:: ATTIVITÀ RICHIESTE ::
1 - Rispondi a queste domande sul brano sulla società narcisistica:
(a) Secondo il brano, entro quali mondi della vita si formava la personalità nella società tradizionale?
(b) Quali mezzi, indicati tra parentesi, il soggetto è consapevole di non possedere per correre la gara del successo?
(c) Quali sono i tre soggetti fondamentali nei quali emerge un malessere esistenziale dalle scuole?
2 - Prosegui il brano sulla società narcisistica a partire dalla sua ultima frase.

Mentre nella società tradizionale la personalità si formava entro i mondi della vita quali la famiglia, la comunità, i luoghi dello studio del lavoro, del tempo libero e dello sport, nella società narcisistica l’individuo è costantemente impegnato nello sforzo immane di “formare se stesso” partendo da una prospettiva ristretta in quanto, usando le parole di Montesquieu, si è liberamente e totalmente rinchiuso «nella solitudine del suo proprio cuore». 

La tensione provocata dal tentativo di rendere pubblica la narrazione di sé medesimi, e dall’esito spesso frustrante di questo sforzo, porta ad uno stato d’animo di noia di tipo nuovo da non confondere con la melanconia o accidia del Medioevo, in quanto quello odierno esprime piuttosto un tormento esistenziale provocato da forze interiori che non trovano sfogo, dalla consapevolezza di non possedere i mezzi (capitale sociale, forza di volontà) necessari per correre la gara del successo.

Il soggetto crede di essere libero, mentre in realtà è fortemente condizionato da una società modellata sulla figura del consumatore, colui che in ogni contesto in cui vive applica la regola della “possibilità di scelta” tra opzioni alternative, un atteggiamento deleterio se riferito ai legami che fondano un io stabile: la famiglia, il vicinato, l’appartenenza ad imprese ed associazioni dedite a scopi dotati di valore.

La tossicità di questo modo di vita si coglie nell’esito autodistruttivo dell’esercizio delle libertà di cui gode l’individuo: la battaglia dell’affermazione di sé finisce per provocare l’isolamento e l’insensibilità nei confronti degli altri e degli avvenimenti che riguardano il mondo che abbiamo in comune. Infatti, le organizzazioni di lavoro lamentano la postura individualistica dei collaboratori in un tempo in cui servirebbe elevare la qualità dell’opera comune, dalle scuole emerge un malessere esistenziale nei tre soggetti fondamentali (alunni, insegnanti e genitori), nei luoghi della partecipazione vi sono sempre più individui ossessionati dall’urgenza della “narrazione di sé”, il lockdown ci ha lasciato in eredità la sindrome della “casa mia” come comfort zone minimale, aumentano le povertà esistenziali da parte di soggetti che avvertono dolorosamente l’estraneità da “tutto il resto”.

:: ESTRATTI DEI DATI ::
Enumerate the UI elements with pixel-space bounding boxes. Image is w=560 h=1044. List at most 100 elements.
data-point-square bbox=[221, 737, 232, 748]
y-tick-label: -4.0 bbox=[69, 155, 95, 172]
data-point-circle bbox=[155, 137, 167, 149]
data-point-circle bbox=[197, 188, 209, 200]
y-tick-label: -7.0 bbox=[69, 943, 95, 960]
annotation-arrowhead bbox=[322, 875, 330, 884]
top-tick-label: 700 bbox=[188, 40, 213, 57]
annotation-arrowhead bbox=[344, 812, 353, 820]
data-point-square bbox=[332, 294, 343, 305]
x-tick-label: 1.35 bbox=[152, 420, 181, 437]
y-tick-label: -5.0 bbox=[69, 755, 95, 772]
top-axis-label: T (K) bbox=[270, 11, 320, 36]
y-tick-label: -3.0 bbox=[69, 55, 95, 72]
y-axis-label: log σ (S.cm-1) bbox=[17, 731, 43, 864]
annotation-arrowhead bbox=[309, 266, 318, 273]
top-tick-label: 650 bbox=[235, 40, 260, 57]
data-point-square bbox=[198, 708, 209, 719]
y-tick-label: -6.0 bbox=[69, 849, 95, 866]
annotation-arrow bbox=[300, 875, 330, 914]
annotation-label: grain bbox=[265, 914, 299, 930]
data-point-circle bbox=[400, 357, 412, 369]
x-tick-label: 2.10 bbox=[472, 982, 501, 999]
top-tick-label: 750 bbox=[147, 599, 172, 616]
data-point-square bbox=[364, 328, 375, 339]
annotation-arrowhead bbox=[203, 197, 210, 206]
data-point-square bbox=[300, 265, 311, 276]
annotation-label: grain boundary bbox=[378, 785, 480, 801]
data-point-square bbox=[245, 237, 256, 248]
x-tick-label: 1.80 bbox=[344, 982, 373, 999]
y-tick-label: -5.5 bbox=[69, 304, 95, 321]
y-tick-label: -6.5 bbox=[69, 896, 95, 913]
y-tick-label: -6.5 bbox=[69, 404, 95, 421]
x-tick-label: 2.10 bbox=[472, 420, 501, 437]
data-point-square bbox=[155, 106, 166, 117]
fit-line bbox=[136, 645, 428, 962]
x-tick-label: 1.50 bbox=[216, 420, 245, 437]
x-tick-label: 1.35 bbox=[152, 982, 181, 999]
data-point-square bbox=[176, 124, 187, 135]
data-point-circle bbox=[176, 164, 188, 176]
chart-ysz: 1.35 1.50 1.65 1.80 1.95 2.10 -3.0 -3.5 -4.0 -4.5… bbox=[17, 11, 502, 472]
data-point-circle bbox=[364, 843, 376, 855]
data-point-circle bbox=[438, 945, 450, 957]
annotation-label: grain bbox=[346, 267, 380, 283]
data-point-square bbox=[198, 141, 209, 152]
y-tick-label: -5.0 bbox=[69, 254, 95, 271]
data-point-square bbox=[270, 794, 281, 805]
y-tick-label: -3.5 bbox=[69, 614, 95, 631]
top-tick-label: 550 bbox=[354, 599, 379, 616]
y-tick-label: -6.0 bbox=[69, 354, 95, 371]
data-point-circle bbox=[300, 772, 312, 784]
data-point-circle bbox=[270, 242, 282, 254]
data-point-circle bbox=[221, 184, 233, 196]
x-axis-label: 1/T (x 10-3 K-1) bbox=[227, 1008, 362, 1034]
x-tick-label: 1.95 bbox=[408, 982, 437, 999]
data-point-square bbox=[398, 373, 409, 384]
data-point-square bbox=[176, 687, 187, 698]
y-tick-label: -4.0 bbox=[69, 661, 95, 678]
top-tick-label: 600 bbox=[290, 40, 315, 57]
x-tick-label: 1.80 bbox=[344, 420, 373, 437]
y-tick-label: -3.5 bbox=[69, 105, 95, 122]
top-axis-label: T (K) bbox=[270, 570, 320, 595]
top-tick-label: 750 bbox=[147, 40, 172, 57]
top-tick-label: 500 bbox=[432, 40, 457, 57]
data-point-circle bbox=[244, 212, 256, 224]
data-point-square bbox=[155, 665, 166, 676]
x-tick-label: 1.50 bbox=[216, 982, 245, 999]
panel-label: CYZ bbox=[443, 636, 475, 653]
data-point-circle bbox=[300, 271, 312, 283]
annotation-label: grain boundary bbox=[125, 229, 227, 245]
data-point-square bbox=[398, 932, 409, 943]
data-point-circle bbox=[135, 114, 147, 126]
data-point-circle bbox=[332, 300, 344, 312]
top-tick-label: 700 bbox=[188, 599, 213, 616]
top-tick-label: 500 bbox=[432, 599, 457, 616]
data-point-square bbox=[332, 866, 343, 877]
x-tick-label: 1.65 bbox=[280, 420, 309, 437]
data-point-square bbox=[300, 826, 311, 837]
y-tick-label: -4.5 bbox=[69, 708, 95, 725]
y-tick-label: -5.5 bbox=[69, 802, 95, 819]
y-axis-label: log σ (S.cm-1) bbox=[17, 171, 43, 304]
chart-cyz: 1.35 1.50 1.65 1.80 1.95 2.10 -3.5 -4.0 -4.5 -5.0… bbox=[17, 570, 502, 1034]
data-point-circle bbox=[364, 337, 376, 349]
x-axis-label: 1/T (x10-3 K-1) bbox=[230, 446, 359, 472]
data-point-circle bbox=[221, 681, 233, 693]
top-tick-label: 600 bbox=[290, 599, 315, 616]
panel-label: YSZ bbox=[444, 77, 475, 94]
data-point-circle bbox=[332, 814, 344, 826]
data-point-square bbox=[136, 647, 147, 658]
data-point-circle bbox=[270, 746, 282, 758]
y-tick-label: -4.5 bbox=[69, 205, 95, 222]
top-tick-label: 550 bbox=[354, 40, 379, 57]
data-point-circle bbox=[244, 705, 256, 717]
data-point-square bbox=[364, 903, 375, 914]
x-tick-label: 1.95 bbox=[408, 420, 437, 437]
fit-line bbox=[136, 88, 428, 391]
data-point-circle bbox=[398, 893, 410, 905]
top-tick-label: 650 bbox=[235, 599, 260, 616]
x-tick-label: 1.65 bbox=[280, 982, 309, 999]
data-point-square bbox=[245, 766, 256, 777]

:: RISPOSTE SCRITTE ::
1 -
(a) La famiglia, la comunità e i luoghi dello studio, del lavoro, del tempo libero e dello sport.
(b) Il capitale sociale e la forza di volontà.
(c) Alunni, insegnanti e genitori.

2 -
L’attesa messianica di felicità connessa allo stile di vita della prima stagione dell’individuo-massa si è già trasformata in disillusione; non servono nuovi programmi di palingenesi sociale, quanto uno sguardo che consenta di cogliere nella realtà presente le idee anticipatrici e formatrici di futuro; esse disegnano un cammino di rinnovamento che proceda tramite la rivalutazione di forme di vita della tradizione, incardinate però entro un contesto decisamente inedito, lungo tre direzioni:

  • una ricerca spirituale che porti alla conoscenza dell’anima e delle sue esigenze, per saper combattere i propri demoni e accedere ad un livello di espressione di sé più autentico e meno tossico;
  • esperienze di mobilitazione locale su temi legami di prossimità e mete concrete (nuovo civismo) in cui le persone possano fare esperienza della bellezza e del potere dell’unione delle forze e dei cuori entro lo spazio reale e “disciplinante” dei territori;
  • una cultura (specie da parte della scuola) affinata nel riconoscimento del positivo, della bellezza e della stabilità, le tre condizioni entro cui si possono suscitare le risorse buone della gioventù: entusiasmo, apertura, novità.

Sono tutti movimenti che hanno come caratteristica la tessitura di legami fondati su uno sguardo positivo sulla vita e sul futuro, e che preludono ad una seconda stagione dell’individuo non più massificato, ma più autentico. Ciò può portare ad un tempo di libertà positive connotate non più dallo slegame ma dall’appartenenza, sullo sfondo di un’utopia della vita che susciti una disposizione confidente nel futuro.

La mobilitazione degli apparati istituzionali e delle forze economiche nell’impresa della svolta green può fornire quella infrastruttura sociale entro cui incanalare le forze “bloccate” dalla noia agitata e sofferente del nostro tempo, entro una missione eticamente connotata.